-- Material for this exercise start --

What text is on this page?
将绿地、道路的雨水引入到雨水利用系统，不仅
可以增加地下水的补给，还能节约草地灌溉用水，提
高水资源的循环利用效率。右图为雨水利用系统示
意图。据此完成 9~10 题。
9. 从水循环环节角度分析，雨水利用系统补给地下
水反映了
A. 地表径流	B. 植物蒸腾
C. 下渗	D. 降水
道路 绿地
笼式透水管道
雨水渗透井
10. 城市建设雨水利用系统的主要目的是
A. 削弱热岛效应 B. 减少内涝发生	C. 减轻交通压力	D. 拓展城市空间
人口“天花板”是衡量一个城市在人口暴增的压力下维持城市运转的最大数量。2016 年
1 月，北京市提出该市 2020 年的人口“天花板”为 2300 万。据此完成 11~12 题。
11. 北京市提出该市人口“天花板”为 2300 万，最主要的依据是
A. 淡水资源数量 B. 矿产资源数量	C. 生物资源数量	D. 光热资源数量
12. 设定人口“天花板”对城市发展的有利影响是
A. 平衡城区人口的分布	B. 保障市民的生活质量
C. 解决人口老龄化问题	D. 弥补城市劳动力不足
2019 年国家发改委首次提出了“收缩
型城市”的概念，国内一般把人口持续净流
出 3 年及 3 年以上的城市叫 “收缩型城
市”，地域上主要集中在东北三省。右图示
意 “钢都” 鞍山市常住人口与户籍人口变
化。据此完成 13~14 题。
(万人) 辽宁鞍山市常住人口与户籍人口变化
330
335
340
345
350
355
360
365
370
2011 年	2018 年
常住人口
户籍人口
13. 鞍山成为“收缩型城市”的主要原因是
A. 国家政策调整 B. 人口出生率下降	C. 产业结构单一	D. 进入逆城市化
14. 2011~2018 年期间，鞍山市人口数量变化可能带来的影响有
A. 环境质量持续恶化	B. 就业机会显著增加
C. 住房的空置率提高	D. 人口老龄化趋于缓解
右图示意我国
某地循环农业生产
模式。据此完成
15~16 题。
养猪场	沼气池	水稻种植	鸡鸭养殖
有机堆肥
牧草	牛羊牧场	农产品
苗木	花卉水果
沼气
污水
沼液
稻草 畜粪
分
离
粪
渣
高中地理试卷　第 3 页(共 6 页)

-- Material for this exercise end --

Your task.
Which lines above hold the word "据此完成"? Copy each of them.

Solution for this problem.
意图。据此完成 9~10 题。
1 月，北京市提出该市 2020 年的人口“天花板”为 2300 万。据此完成 11~12 题。
化。据此完成 13~14 题。
模式。据此完成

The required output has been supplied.